(WRITTEN TASK): Copy out each line that includes the word "border".

(Figure data in JSON):
══════

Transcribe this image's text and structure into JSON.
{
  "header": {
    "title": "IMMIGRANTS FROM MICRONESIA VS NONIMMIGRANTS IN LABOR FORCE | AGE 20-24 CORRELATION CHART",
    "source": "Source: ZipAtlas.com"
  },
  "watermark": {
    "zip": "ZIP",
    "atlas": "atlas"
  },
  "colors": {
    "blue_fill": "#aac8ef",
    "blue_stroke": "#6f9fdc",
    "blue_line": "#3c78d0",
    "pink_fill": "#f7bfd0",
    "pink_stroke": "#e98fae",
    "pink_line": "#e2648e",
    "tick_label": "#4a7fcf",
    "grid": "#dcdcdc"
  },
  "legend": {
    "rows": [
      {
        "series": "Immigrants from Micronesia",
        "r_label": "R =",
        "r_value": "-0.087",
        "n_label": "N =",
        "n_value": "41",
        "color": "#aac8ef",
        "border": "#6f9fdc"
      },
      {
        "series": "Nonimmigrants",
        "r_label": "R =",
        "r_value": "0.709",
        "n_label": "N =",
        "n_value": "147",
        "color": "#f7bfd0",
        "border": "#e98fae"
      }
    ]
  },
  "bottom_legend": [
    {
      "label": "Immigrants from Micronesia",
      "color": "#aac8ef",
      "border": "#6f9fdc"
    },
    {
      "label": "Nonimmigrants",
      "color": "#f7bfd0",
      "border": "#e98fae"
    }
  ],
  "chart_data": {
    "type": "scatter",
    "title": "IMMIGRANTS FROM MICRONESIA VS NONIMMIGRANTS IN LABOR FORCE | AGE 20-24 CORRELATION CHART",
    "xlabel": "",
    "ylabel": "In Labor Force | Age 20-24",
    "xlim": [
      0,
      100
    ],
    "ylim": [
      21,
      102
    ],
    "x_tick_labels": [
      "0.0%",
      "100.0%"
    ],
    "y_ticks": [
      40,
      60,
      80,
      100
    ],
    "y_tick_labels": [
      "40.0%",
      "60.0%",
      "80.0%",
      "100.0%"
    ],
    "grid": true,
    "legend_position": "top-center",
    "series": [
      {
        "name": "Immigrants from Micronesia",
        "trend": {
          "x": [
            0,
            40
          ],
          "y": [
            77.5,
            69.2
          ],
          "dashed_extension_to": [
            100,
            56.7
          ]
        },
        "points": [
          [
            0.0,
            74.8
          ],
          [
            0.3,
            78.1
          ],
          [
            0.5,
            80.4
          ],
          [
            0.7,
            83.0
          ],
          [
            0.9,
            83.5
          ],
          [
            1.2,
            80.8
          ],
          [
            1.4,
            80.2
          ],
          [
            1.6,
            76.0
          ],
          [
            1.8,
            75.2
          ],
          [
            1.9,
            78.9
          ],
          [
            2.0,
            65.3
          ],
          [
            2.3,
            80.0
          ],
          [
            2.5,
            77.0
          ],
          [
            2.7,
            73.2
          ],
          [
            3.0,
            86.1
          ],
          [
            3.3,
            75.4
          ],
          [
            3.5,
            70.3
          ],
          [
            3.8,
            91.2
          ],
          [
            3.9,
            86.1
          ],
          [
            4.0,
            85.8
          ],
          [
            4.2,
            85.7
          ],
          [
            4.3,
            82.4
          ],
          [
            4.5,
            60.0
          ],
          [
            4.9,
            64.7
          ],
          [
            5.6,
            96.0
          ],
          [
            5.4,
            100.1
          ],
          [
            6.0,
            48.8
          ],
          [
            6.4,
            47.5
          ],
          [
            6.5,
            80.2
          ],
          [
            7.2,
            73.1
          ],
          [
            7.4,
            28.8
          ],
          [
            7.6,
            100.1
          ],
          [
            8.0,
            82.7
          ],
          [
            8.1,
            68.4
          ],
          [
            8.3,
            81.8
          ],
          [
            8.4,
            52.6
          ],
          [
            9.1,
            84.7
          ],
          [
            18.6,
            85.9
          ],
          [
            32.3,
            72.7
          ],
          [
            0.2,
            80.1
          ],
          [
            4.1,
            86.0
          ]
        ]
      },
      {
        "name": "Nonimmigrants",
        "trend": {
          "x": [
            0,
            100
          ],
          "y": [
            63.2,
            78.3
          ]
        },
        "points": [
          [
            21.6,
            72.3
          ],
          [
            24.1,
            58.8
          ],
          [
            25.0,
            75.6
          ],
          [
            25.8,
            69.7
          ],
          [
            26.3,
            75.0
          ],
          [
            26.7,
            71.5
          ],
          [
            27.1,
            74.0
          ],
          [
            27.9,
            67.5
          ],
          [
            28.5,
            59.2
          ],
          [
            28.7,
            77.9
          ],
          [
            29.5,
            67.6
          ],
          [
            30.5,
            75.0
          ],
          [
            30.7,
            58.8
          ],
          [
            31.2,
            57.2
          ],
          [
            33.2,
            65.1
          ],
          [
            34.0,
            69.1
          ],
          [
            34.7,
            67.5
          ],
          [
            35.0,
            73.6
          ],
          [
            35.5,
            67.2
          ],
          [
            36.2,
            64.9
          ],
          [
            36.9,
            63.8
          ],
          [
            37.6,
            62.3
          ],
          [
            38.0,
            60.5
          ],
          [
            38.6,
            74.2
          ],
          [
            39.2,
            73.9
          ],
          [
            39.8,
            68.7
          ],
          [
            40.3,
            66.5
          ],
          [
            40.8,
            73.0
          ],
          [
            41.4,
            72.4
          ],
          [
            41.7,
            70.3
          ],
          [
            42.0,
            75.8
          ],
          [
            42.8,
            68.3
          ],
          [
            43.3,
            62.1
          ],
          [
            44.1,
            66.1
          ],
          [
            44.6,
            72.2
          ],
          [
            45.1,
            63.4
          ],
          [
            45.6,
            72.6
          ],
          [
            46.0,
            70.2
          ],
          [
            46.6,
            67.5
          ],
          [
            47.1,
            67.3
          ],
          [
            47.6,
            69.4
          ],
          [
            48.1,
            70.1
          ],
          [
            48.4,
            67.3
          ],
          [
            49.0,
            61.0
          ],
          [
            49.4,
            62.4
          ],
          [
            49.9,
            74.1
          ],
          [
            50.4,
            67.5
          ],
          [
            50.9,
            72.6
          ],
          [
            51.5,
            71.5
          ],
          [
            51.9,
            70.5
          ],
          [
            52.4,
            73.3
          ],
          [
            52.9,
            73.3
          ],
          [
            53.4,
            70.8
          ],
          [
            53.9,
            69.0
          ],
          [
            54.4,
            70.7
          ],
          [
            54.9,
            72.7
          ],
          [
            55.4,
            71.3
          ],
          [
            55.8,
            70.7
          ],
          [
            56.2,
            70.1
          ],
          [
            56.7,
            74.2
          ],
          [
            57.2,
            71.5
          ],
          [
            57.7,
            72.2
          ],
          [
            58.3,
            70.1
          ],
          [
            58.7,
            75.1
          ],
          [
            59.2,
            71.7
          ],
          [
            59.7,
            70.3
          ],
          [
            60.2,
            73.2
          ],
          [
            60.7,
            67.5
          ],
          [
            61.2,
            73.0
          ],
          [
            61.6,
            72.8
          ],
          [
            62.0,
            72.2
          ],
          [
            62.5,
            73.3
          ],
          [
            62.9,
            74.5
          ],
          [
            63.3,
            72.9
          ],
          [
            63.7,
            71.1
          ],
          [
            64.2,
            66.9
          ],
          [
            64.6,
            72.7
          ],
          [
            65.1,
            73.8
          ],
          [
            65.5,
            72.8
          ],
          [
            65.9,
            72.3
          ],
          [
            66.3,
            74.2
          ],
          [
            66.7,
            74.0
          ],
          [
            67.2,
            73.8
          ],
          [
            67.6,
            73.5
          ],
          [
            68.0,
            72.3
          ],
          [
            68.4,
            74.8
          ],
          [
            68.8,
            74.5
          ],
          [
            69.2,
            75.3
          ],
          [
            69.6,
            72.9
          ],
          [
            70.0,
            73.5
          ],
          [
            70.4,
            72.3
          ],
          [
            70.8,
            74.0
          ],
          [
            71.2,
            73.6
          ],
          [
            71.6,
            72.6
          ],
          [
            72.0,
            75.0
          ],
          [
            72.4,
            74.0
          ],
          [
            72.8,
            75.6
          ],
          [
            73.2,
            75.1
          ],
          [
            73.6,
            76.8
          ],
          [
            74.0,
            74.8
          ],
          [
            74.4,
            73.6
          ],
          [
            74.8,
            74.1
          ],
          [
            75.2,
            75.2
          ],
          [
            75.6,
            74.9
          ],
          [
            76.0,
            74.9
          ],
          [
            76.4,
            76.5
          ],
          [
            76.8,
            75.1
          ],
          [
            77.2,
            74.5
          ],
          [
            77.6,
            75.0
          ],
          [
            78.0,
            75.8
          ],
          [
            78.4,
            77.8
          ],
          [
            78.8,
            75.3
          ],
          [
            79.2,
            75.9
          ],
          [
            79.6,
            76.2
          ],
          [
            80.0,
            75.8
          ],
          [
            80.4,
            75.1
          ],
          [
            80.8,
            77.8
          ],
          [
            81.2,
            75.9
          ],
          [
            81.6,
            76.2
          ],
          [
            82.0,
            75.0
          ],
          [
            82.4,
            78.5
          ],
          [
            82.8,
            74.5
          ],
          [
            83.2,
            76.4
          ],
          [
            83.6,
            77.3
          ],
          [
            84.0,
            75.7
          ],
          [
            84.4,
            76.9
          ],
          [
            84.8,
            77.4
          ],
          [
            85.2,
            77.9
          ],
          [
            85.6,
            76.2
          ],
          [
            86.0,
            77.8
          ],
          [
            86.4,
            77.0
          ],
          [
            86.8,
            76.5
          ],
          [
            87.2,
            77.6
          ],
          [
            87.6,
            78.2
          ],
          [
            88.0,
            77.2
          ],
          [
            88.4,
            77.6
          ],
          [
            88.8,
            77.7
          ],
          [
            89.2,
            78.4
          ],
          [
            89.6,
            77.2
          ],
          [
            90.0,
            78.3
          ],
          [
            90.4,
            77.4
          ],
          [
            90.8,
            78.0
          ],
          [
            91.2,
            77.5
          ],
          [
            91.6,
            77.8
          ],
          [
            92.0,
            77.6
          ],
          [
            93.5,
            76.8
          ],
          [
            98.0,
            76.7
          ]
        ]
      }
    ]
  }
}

══════

(EXERCISE SOLUTION):
        "border": "#6f9fdc"
        "border": "#e98fae"
      "border": "#6f9fdc"
      "border": "#e98fae"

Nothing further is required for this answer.